EXERCISE GOAL: Go through the lines below. Copy those with "Kundgebung".

.....

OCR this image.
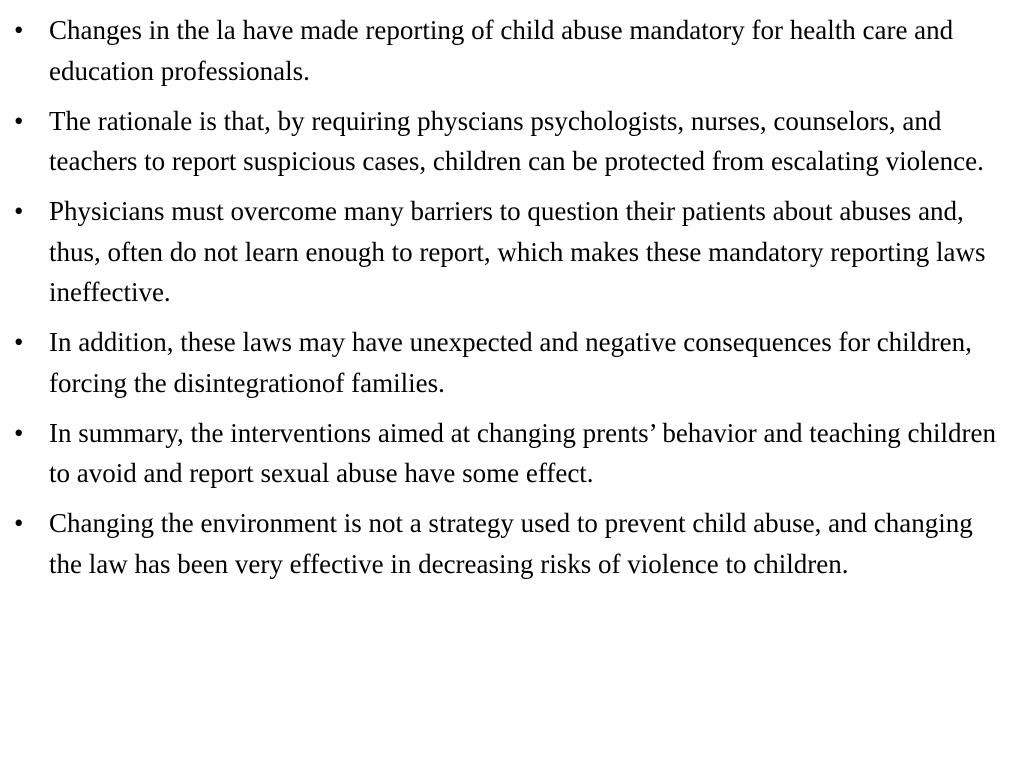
• Changes in the la have made reporting of child abuse mandatory for health care and education professionals.
• The rationale is that, by requiring physcians psychologists, nurses, counselors, and teachers to report suspicious cases, children can be protected from escalating violence.
• Physicians must overcome many barriers to question their patients about abuses and, thus, often do not learn enough to report, which makes these mandatory reporting laws ineffective.
• In addition, these laws may have unexpected and negative consequences for children, forcing the disintegrationof families.
• In summary, the interventions aimed at changing prents’ behavior and teaching children to avoid and report sexual abuse have some effect.
• Changing the environment is not a strategy used to prevent child abuse, and changing the law has been very effective in decreasing risks of violence to children.
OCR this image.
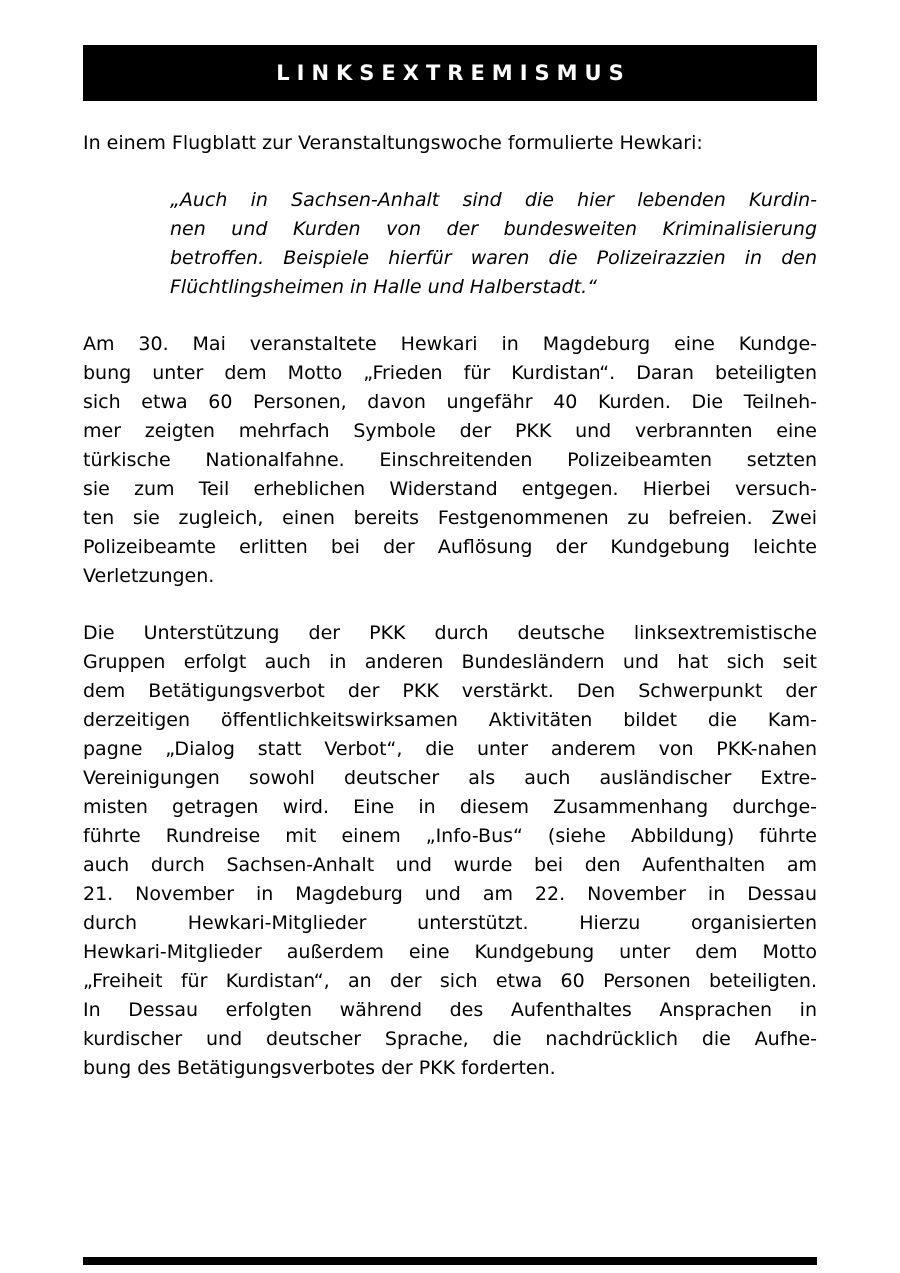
LINKSEXTREMISMUS

In einem Flugblatt zur Veranstaltungswoche formulierte Hewkari:

„Auch in Sachsen-Anhalt sind die hier lebenden Kurdin-
nen und Kurden von der bundesweiten Kriminalisierung
betroffen. Beispiele hierfür waren die Polizeirazzien in den
Flüchtlingsheimen in Halle und Halberstadt.“
Am 30. Mai veranstaltete Hewkari in Magdeburg eine Kundge-
bung unter dem Motto „Frieden für Kurdistan“. Daran beteiligten
sich etwa 60 Personen, davon ungefähr 40 Kurden. Die Teilneh-
mer zeigten mehrfach Symbole der PKK und verbrannten eine
türkische Nationalfahne. Einschreitenden Polizeibeamten setzten
sie zum Teil erheblichen Widerstand entgegen. Hierbei versuch-
ten sie zugleich, einen bereits Festgenommenen zu befreien. Zwei
Polizeibeamte erlitten bei der Auflösung der Kundgebung leichte
Verletzungen.
Die Unterstützung der PKK durch deutsche linksextremistische
Gruppen erfolgt auch in anderen Bundesländern und hat sich seit
dem Betätigungsverbot der PKK verstärkt. Den Schwerpunkt der
derzeitigen öffentlichkeitswirksamen Aktivitäten bildet die Kam-
pagne „Dialog statt Verbot“, die unter anderem von PKK-nahen
Vereinigungen sowohl deutscher als auch ausländischer Extre-
misten getragen wird. Eine in diesem Zusammenhang durchge-
führte Rundreise mit einem „Info-Bus“ (siehe Abbildung) führte
auch durch Sachsen-Anhalt und wurde bei den Aufenthalten am
21. November in Magdeburg und am 22. November in Dessau
durch Hewkari-Mitglieder unterstützt. Hierzu organisierten
Hewkari-Mitglieder außerdem eine Kundgebung unter dem Motto
„Freiheit für Kurdistan“, an der sich etwa 60 Personen beteiligten.
In Dessau erfolgten während des Aufenthaltes Ansprachen in
kurdischer und deutscher Sprache, die nachdrücklich die Aufhe-
bung des Betätigungsverbotes der PKK forderten.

.....

SOLUTION TO THIS TASK:
Polizeibeamte erlitten bei der Auflösung der Kundgebung leichte
Hewkari-Mitglieder außerdem eine Kundgebung unter dem Motto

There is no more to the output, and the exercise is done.